§ MATERIAL
-- -- --

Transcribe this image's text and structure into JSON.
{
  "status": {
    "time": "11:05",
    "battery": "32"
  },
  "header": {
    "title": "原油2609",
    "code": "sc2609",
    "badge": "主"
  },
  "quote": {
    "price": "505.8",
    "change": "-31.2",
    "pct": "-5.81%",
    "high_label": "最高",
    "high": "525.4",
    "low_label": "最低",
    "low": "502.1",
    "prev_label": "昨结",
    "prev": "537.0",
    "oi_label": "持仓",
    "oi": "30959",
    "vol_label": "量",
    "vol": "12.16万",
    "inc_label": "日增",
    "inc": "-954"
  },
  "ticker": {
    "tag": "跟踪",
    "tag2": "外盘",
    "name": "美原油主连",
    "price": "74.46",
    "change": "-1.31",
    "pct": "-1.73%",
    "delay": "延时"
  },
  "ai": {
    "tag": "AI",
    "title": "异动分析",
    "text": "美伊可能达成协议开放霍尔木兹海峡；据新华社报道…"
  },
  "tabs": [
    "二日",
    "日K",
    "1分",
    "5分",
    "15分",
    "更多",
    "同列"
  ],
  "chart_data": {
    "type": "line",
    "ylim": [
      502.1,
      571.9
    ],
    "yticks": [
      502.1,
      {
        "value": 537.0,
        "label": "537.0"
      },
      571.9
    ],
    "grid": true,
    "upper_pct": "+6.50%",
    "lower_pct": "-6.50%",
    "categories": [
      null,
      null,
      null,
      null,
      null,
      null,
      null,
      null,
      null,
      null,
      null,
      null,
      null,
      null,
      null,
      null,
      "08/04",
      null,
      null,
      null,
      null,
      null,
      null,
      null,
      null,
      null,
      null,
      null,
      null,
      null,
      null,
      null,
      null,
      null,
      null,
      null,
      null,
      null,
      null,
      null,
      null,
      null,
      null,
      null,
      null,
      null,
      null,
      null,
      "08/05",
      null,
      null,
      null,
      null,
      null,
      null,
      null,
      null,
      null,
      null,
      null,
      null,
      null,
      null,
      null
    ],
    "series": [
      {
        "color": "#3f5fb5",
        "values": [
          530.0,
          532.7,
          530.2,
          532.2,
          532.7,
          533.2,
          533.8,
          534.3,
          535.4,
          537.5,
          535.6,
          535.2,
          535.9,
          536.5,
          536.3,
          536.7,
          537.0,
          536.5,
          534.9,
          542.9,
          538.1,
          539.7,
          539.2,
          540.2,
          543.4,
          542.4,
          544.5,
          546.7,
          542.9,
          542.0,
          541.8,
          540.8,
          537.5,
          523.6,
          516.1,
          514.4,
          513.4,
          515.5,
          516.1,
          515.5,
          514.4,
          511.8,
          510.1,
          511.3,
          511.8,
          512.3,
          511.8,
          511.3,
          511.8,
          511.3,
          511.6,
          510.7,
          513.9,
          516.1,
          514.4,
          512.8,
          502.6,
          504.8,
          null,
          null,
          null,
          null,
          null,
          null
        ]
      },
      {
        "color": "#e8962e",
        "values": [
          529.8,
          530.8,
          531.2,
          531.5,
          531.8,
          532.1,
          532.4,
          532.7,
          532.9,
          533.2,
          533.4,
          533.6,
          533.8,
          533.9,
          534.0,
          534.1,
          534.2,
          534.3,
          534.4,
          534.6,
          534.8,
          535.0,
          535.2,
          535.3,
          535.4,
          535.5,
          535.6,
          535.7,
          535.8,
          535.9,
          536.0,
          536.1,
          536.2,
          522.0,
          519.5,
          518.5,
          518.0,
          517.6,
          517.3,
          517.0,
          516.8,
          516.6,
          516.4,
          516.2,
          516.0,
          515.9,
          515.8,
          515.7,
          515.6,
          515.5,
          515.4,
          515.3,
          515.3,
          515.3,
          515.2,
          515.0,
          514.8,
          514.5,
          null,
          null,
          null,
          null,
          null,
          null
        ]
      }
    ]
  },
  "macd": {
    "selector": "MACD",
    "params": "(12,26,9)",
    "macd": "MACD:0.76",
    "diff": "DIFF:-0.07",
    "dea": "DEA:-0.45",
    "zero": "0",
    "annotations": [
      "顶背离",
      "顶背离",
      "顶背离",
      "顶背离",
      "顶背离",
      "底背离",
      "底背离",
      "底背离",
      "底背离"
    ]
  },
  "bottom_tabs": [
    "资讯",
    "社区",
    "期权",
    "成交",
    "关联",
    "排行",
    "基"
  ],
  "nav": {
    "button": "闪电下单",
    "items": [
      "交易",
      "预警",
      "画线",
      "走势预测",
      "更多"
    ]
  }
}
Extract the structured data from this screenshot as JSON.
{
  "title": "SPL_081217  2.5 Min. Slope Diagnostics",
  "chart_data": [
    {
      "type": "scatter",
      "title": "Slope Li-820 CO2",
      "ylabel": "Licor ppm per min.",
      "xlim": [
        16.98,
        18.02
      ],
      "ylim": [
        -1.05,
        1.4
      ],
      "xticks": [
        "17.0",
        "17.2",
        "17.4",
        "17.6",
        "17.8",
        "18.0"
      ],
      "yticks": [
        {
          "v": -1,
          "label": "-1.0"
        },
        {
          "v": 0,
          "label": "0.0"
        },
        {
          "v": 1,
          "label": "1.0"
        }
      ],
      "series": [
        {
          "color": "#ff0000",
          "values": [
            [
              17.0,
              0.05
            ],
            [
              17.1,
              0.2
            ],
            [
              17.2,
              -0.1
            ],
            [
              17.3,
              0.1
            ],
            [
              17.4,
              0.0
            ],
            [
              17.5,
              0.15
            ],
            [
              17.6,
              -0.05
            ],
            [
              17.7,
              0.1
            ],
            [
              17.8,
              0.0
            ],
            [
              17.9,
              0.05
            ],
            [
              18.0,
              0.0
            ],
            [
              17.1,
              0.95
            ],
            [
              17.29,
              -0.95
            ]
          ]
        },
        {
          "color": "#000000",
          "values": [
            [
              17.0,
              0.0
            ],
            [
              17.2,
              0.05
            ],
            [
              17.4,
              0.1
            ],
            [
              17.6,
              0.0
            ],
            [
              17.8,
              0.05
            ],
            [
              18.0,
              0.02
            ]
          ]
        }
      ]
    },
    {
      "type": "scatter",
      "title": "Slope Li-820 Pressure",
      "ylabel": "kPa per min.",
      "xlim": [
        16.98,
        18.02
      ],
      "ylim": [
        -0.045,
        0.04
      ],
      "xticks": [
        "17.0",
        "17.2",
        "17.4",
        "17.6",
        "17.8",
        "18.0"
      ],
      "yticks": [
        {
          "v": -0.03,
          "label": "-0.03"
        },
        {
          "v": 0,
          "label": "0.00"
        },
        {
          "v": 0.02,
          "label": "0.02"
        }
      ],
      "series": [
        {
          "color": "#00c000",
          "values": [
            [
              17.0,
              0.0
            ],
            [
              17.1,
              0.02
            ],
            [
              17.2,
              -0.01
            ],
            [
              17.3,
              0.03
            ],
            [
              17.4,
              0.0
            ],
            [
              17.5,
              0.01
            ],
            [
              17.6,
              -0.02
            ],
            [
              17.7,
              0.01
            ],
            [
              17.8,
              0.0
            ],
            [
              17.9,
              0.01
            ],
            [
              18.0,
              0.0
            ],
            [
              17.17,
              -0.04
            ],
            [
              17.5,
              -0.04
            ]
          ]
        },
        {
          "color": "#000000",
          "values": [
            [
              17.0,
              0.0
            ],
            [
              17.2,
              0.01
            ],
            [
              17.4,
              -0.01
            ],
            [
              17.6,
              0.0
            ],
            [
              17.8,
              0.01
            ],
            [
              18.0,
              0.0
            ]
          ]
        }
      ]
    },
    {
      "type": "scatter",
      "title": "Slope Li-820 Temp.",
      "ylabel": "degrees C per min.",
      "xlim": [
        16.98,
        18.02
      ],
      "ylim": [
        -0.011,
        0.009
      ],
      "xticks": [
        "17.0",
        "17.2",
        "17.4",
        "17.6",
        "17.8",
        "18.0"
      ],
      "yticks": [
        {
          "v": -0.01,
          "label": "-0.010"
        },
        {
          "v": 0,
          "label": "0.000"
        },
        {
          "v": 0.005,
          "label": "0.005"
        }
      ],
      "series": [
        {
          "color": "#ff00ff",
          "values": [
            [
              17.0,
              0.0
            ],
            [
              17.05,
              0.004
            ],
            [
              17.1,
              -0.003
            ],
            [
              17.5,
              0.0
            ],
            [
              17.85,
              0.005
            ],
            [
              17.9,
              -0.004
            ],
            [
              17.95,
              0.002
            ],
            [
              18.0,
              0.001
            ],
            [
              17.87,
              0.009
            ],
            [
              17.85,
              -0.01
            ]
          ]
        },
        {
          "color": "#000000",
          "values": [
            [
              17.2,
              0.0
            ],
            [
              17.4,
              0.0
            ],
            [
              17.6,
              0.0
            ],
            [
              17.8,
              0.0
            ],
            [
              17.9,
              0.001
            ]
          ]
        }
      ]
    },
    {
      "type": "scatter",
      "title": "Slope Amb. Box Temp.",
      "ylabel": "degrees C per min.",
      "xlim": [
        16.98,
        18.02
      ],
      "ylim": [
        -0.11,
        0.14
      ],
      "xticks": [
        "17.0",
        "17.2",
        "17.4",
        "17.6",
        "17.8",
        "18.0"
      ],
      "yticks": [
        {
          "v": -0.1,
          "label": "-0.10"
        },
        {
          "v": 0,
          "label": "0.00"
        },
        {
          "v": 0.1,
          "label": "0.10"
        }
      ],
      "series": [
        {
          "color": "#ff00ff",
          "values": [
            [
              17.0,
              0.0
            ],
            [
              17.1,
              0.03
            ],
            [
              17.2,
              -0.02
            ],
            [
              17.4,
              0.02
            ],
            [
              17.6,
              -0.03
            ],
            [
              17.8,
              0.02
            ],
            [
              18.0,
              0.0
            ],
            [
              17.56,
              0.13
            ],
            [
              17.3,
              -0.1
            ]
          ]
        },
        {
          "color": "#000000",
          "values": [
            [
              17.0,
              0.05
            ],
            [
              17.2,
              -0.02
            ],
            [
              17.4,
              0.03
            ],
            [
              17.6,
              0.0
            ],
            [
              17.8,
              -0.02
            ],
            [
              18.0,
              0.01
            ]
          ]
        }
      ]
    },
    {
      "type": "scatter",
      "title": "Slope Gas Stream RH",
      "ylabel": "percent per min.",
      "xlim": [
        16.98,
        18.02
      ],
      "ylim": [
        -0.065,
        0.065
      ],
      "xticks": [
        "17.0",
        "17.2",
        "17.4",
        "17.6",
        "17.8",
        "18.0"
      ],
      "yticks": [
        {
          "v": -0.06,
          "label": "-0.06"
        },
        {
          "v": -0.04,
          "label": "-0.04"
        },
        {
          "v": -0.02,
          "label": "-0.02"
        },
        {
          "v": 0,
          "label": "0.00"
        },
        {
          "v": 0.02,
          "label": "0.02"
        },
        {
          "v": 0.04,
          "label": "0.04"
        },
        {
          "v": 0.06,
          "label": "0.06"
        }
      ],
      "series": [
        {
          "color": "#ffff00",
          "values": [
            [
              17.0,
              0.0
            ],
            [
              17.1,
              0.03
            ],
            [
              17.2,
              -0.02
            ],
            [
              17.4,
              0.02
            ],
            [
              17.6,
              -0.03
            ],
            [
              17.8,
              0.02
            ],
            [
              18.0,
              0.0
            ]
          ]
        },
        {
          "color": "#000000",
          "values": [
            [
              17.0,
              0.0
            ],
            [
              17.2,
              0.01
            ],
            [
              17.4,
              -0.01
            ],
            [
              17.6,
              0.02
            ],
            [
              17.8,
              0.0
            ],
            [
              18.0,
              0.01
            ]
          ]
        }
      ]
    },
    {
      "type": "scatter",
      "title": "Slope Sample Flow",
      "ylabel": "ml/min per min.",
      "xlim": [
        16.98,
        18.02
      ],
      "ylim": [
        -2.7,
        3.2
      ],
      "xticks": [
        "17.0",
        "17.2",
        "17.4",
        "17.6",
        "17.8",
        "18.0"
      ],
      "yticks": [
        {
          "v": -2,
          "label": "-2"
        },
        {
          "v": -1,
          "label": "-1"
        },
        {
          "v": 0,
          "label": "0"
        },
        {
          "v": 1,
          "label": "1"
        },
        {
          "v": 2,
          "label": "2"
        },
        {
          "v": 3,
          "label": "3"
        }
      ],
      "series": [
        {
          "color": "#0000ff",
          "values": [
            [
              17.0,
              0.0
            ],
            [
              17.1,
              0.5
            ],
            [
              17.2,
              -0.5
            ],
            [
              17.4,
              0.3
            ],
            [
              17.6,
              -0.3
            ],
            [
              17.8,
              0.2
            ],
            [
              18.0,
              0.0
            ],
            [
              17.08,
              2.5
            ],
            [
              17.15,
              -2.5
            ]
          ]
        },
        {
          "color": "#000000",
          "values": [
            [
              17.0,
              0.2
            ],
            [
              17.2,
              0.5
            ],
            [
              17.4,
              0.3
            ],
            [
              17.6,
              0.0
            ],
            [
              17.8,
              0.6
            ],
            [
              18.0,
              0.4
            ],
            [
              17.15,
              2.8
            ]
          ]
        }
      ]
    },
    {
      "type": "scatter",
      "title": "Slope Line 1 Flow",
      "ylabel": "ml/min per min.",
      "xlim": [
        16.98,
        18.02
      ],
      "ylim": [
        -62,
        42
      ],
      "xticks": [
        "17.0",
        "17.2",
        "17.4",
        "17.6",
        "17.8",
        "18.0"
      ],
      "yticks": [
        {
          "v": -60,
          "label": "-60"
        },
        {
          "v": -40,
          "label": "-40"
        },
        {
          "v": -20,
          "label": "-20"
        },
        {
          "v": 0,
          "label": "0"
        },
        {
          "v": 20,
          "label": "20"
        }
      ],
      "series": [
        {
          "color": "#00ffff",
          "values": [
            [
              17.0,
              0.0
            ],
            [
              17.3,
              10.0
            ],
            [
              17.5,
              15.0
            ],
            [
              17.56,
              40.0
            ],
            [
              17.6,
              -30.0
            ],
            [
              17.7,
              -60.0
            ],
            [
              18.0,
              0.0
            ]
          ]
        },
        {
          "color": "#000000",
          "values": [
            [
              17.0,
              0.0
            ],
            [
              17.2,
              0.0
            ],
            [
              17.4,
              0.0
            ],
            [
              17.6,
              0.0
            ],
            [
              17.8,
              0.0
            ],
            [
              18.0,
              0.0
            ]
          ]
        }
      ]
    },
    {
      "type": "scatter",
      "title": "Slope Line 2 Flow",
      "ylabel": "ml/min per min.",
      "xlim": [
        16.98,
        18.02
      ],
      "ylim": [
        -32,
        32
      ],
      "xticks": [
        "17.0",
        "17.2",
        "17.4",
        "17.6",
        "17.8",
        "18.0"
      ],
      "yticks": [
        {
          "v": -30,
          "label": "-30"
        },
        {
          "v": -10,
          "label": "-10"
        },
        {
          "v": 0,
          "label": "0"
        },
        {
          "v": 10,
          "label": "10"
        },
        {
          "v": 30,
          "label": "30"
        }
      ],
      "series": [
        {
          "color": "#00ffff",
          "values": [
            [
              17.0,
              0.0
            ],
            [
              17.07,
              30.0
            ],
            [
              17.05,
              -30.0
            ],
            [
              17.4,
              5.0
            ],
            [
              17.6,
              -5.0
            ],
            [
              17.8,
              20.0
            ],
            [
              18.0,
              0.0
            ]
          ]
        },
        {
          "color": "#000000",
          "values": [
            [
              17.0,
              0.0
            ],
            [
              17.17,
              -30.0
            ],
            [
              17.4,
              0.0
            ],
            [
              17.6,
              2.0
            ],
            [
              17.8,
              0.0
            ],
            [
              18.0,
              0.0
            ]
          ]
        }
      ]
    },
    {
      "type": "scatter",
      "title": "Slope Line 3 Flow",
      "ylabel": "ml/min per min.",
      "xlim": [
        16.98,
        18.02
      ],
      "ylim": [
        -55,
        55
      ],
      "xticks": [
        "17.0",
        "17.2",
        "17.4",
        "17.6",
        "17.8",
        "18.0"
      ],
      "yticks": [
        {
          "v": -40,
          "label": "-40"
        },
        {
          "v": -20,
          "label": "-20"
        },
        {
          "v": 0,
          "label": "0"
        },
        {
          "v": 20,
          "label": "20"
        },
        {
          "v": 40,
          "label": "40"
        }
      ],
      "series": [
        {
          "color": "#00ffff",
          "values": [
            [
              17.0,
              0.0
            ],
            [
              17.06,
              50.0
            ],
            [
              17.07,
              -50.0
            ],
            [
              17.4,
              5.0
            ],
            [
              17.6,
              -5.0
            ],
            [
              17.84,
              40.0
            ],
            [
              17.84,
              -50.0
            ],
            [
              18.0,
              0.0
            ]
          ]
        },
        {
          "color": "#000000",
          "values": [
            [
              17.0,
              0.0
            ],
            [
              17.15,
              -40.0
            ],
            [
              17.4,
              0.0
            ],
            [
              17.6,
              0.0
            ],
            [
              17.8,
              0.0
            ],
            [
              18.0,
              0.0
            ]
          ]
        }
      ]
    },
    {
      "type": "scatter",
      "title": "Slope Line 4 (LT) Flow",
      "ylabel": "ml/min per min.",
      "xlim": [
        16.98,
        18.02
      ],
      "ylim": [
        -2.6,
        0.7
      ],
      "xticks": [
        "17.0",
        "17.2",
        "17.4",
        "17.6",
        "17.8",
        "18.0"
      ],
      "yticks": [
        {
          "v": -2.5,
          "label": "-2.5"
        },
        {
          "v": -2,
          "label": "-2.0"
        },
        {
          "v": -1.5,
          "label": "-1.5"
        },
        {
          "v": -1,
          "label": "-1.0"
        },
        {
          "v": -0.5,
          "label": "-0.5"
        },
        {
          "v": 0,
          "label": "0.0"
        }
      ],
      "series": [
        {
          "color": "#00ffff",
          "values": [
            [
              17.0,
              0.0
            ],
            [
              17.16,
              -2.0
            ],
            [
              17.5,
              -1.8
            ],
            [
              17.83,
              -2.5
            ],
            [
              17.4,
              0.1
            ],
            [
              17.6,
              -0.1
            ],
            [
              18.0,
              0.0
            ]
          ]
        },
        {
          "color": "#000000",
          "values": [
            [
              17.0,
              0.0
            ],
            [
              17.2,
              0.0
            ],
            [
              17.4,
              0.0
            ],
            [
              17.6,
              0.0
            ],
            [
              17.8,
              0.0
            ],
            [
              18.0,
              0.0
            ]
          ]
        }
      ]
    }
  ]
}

-- -- --

§ YOUR TASK
From the data above, gather every line that includes the word "Flow".

§ OUTPUT FOR THIS EXERCISE
      "title": "Slope Sample Flow",
      "title": "Slope Line 1 Flow",
      "title": "Slope Line 2 Flow",
      "title": "Slope Line 3 Flow",
      "title": "Slope Line 4 (LT) Flow",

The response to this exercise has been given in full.